WORK INSTRUCTIONS — Reproduce exactly the lines from the one containing "Parse this screenshot: output" through the end of the entries, including both. Drop the pictures.

STORED ROWS —
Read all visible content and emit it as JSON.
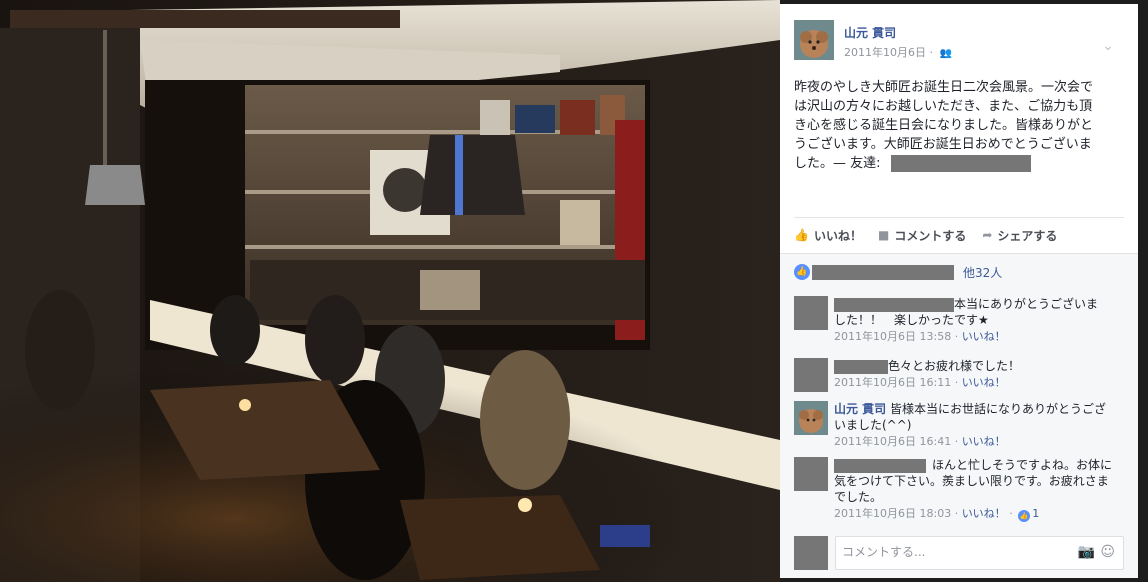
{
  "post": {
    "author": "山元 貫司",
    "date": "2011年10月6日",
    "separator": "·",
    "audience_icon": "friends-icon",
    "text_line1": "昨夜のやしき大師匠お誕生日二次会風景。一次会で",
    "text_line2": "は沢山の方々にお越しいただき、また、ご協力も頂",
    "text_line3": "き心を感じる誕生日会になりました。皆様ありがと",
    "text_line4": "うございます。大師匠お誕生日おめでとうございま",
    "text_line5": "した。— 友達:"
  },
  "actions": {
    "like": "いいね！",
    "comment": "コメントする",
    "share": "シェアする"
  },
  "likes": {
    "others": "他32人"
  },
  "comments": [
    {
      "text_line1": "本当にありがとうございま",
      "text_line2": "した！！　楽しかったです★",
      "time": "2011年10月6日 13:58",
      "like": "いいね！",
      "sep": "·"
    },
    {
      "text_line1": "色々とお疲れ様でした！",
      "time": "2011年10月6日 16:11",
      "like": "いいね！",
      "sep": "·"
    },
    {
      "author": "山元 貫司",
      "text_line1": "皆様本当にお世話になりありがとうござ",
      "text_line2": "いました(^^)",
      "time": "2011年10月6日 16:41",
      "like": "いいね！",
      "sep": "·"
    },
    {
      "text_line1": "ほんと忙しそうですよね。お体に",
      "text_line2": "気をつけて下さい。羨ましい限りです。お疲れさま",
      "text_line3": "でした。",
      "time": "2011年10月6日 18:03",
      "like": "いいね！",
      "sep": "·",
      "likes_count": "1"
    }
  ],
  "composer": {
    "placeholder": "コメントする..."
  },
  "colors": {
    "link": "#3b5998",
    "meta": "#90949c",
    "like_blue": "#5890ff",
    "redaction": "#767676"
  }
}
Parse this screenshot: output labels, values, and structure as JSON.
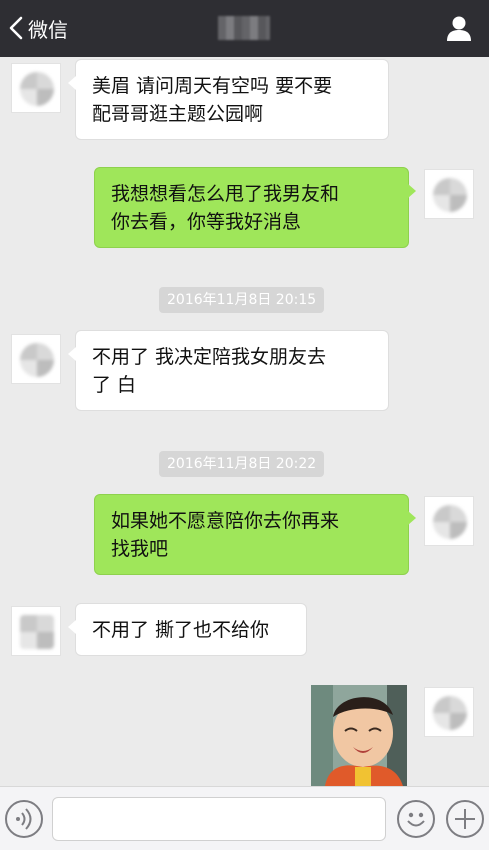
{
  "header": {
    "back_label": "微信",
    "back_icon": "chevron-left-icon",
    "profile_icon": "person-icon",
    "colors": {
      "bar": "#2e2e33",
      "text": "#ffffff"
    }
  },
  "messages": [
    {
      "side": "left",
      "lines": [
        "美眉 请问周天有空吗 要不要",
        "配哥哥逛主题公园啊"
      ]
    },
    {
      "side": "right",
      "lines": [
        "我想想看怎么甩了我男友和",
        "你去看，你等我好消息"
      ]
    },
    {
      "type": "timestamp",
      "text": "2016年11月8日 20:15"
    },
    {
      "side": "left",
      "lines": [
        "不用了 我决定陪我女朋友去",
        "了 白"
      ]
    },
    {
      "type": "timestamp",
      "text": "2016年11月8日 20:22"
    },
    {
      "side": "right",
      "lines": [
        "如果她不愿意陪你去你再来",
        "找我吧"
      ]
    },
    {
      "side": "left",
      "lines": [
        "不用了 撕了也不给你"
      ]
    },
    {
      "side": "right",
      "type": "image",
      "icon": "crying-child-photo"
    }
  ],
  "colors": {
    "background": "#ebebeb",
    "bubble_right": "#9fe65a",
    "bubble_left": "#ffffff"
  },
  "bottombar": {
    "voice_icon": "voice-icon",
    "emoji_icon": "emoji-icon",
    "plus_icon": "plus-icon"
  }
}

CORRECT RESULT —
Parse this screenshot: output labels, values, and structure as JSON.
{
  "header": {
    "back_label": "微信",
    "back_icon": "chevron-left-icon",
    "profile_icon": "person-icon",
    "colors": {
      "bar": "#2e2e33",
      "text": "#ffffff"
    }
  },
  "messages": [
    {
      "side": "left",
      "lines": [
        "美眉 请问周天有空吗 要不要",
        "配哥哥逛主题公园啊"
      ]
    },
    {
      "side": "right",
      "lines": [
        "我想想看怎么甩了我男友和",
        "你去看，你等我好消息"
      ]
    },
    {
      "type": "timestamp",
      "text": "2016年11月8日 20:15"
    },
    {
      "side": "left",
      "lines": [
        "不用了 我决定陪我女朋友去",
        "了 白"
      ]
    },
    {
      "type": "timestamp",
      "text": "2016年11月8日 20:22"
    },
    {
      "side": "right",
      "lines": [
        "如果她不愿意陪你去你再来",
        "找我吧"
      ]
    },
    {
      "side": "left",
      "lines": [
        "不用了 撕了也不给你"
      ]
    },
    {
      "side": "right",
      "type": "image",
      "icon": "crying-child-photo"
    }
  ],
  "colors": {
    "background": "#ebebeb",
    "bubble_right": "#9fe65a",
    "bubble_left": "#ffffff"
  },
  "bottombar": {
    "voice_icon": "voice-icon",
    "emoji_icon": "emoji-icon",
    "plus_icon": "plus-icon"
  }
}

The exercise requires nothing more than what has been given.